"""

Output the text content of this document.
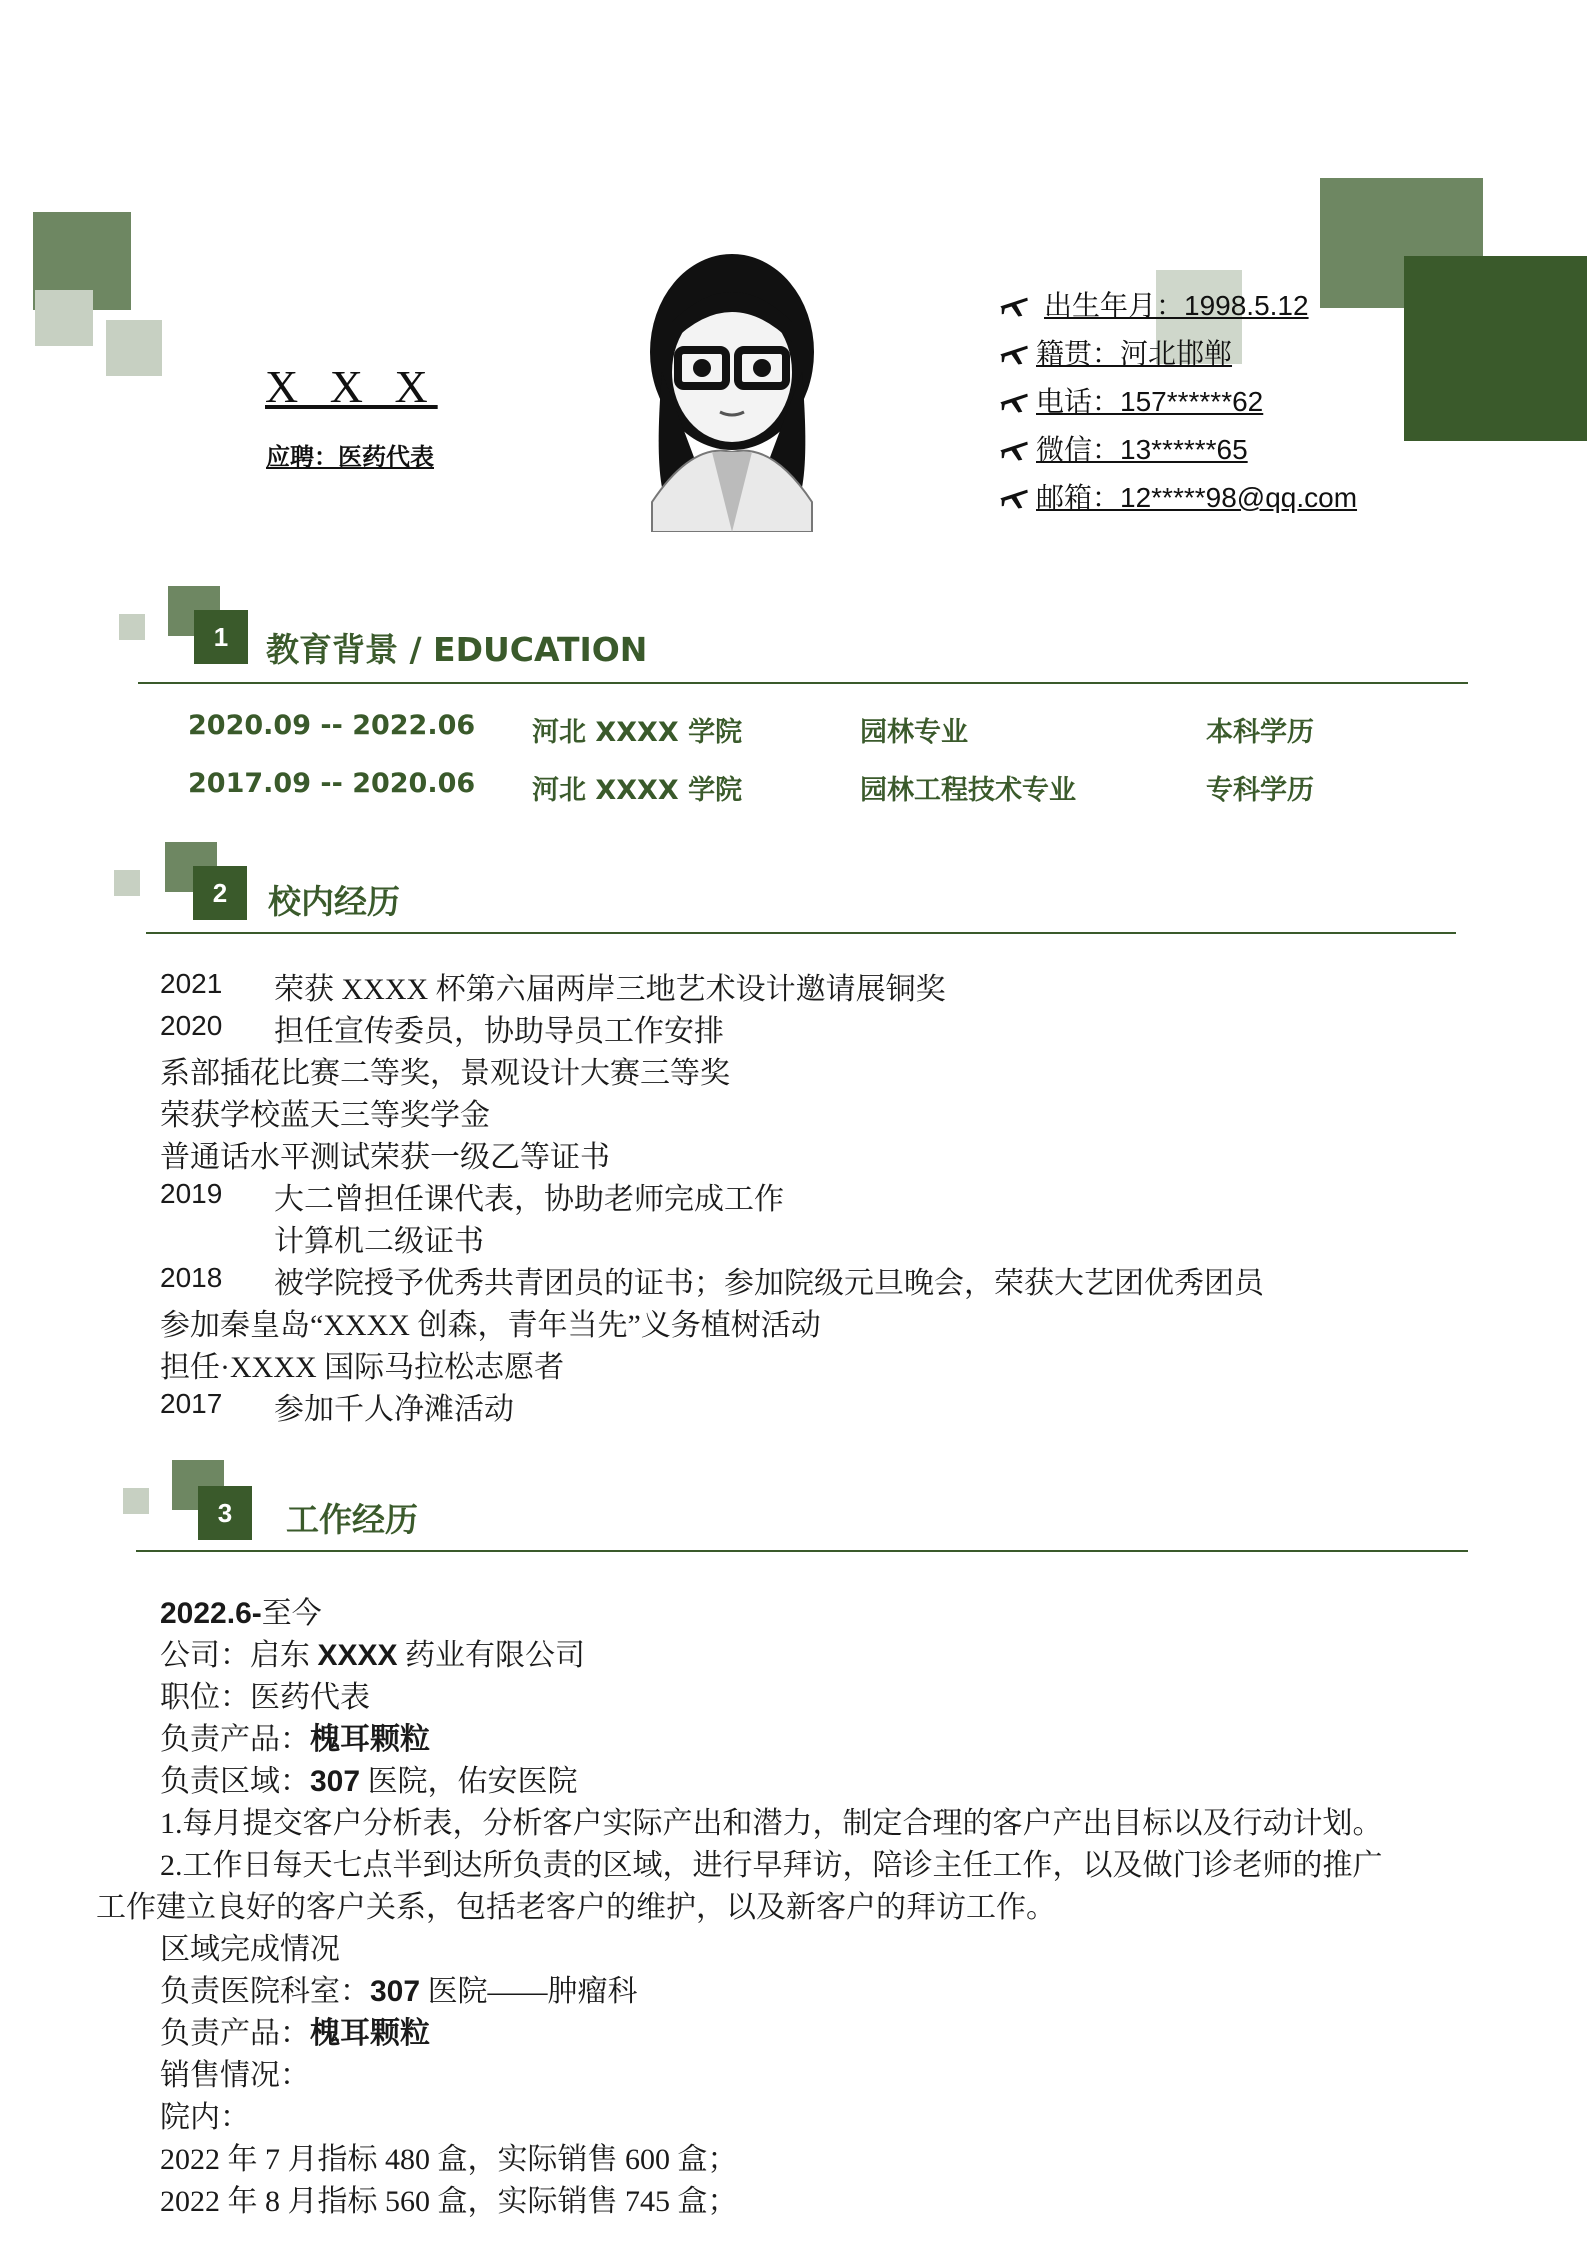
X X X
应聘：医药代表
出生年月：1998.5.12
籍贯：河北邯郸
电话：157******62
微信：13******65
邮箱：12*****98@qq.com
1	教育背景 / EDUCATION
2020.09 -- 2022.06 河北 XXXX 学院	园林专业	本科学历
2017.09 -- 2020.06 河北 XXXX 学院	园林工程技术专业	专科学历
2	校内经历
2021 荣获 XXXX 杯第六届两岸三地艺术设计邀请展铜奖
2020 担任宣传委员，协助导员工作安排
系部插花比赛二等奖，景观设计大赛三等奖
荣获学校蓝天三等奖学金
普通话水平测试荣获一级乙等证书
2019 大二曾担任课代表，协助老师完成工作
计算机二级证书
2018 被学院授予优秀共青团员的证书；参加院级元旦晚会，荣获大艺团优秀团员
参加秦皇岛“XXXX 创森，青年当先”义务植树活动
担任·XXXX 国际马拉松志愿者
2017 参加千人净滩活动
3	工作经历
2022.6-至今
公司：启东 XXXX 药业有限公司
职位：医药代表
负责产品：槐耳颗粒
负责区域：307 医院，佑安医院
1.每月提交客户分析表，分析客户实际产出和潜力，制定合理的客户产出目标以及行动计划。
2.工作日每天七点半到达所负责的区域，进行早拜访，陪诊主任工作，以及做门诊老师的推广
工作建立良好的客户关系，包括老客户的维护，以及新客户的拜访工作。
区域完成情况
负责医院科室：307 医院——肿瘤科
负责产品：槐耳颗粒
销售情况：
院内：
2022 年 7 月指标 480 盒，实际销售 600 盒；
2022 年 8 月指标 560 盒，实际销售 745 盒；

"""

What you should do:
Copy the records above exactly, omitting every picture.

Solution:
Output the text content of this document.
X X X
应聘：医药代表
出生年月：1998.5.12
籍贯：河北邯郸
电话：157******62
微信：13******65
邮箱：12*****98@qq.com
1	教育背景 / EDUCATION
2020.09 -- 2022.06 河北 XXXX 学院	园林专业	本科学历
2017.09 -- 2020.06 河北 XXXX 学院	园林工程技术专业	专科学历
2	校内经历
2021 荣获 XXXX 杯第六届两岸三地艺术设计邀请展铜奖
2020 担任宣传委员，协助导员工作安排
系部插花比赛二等奖，景观设计大赛三等奖
荣获学校蓝天三等奖学金
普通话水平测试荣获一级乙等证书
2019 大二曾担任课代表，协助老师完成工作
计算机二级证书
2018 被学院授予优秀共青团员的证书；参加院级元旦晚会，荣获大艺团优秀团员
参加秦皇岛“XXXX 创森，青年当先”义务植树活动
担任·XXXX 国际马拉松志愿者
2017 参加千人净滩活动
3	工作经历
2022.6-至今
公司：启东 XXXX 药业有限公司
职位：医药代表
负责产品：槐耳颗粒
负责区域：307 医院，佑安医院
1.每月提交客户分析表，分析客户实际产出和潜力，制定合理的客户产出目标以及行动计划。
2.工作日每天七点半到达所负责的区域，进行早拜访，陪诊主任工作，以及做门诊老师的推广
工作建立良好的客户关系，包括老客户的维护，以及新客户的拜访工作。
区域完成情况
负责医院科室：307 医院——肿瘤科
负责产品：槐耳颗粒
销售情况：
院内：
2022 年 7 月指标 480 盒，实际销售 600 盒；
2022 年 8 月指标 560 盒，实际销售 745 盒；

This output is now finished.